INPUT MATERIAL:
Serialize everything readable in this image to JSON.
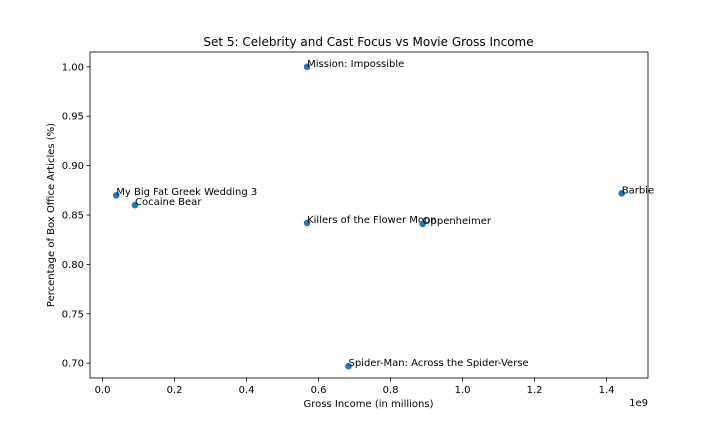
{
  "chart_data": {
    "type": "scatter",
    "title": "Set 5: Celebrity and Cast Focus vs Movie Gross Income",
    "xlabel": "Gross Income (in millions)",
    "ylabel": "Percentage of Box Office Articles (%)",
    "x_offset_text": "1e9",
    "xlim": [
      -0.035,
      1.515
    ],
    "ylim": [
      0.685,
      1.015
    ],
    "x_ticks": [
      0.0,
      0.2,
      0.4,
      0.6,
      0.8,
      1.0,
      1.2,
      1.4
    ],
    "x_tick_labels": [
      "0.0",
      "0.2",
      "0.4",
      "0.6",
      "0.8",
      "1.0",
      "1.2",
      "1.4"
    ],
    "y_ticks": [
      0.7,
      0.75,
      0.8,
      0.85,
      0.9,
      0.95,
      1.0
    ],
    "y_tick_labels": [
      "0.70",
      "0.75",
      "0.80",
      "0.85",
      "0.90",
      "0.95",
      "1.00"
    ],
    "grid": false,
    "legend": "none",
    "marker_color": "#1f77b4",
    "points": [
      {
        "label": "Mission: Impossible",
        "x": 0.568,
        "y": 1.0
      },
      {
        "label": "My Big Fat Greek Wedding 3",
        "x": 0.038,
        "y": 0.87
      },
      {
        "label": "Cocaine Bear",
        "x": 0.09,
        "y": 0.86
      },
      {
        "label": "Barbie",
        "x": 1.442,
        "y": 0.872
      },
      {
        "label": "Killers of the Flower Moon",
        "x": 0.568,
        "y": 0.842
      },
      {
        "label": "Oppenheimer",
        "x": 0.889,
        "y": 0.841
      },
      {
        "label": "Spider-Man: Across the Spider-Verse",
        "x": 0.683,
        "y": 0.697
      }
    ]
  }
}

TASK DIRECTIONS: Reproduce every record above exactly, omitting the pictures.

WRITTEN SOLUTION:
Serialize everything readable in this image to JSON.
{
  "chart_data": {
    "type": "scatter",
    "title": "Set 5: Celebrity and Cast Focus vs Movie Gross Income",
    "xlabel": "Gross Income (in millions)",
    "ylabel": "Percentage of Box Office Articles (%)",
    "x_offset_text": "1e9",
    "xlim": [
      -0.035,
      1.515
    ],
    "ylim": [
      0.685,
      1.015
    ],
    "x_ticks": [
      0.0,
      0.2,
      0.4,
      0.6,
      0.8,
      1.0,
      1.2,
      1.4
    ],
    "x_tick_labels": [
      "0.0",
      "0.2",
      "0.4",
      "0.6",
      "0.8",
      "1.0",
      "1.2",
      "1.4"
    ],
    "y_ticks": [
      0.7,
      0.75,
      0.8,
      0.85,
      0.9,
      0.95,
      1.0
    ],
    "y_tick_labels": [
      "0.70",
      "0.75",
      "0.80",
      "0.85",
      "0.90",
      "0.95",
      "1.00"
    ],
    "grid": false,
    "legend": "none",
    "marker_color": "#1f77b4",
    "points": [
      {
        "label": "Mission: Impossible",
        "x": 0.568,
        "y": 1.0
      },
      {
        "label": "My Big Fat Greek Wedding 3",
        "x": 0.038,
        "y": 0.87
      },
      {
        "label": "Cocaine Bear",
        "x": 0.09,
        "y": 0.86
      },
      {
        "label": "Barbie",
        "x": 1.442,
        "y": 0.872
      },
      {
        "label": "Killers of the Flower Moon",
        "x": 0.568,
        "y": 0.842
      },
      {
        "label": "Oppenheimer",
        "x": 0.889,
        "y": 0.841
      },
      {
        "label": "Spider-Man: Across the Spider-Verse",
        "x": 0.683,
        "y": 0.697
      }
    ]
  }
}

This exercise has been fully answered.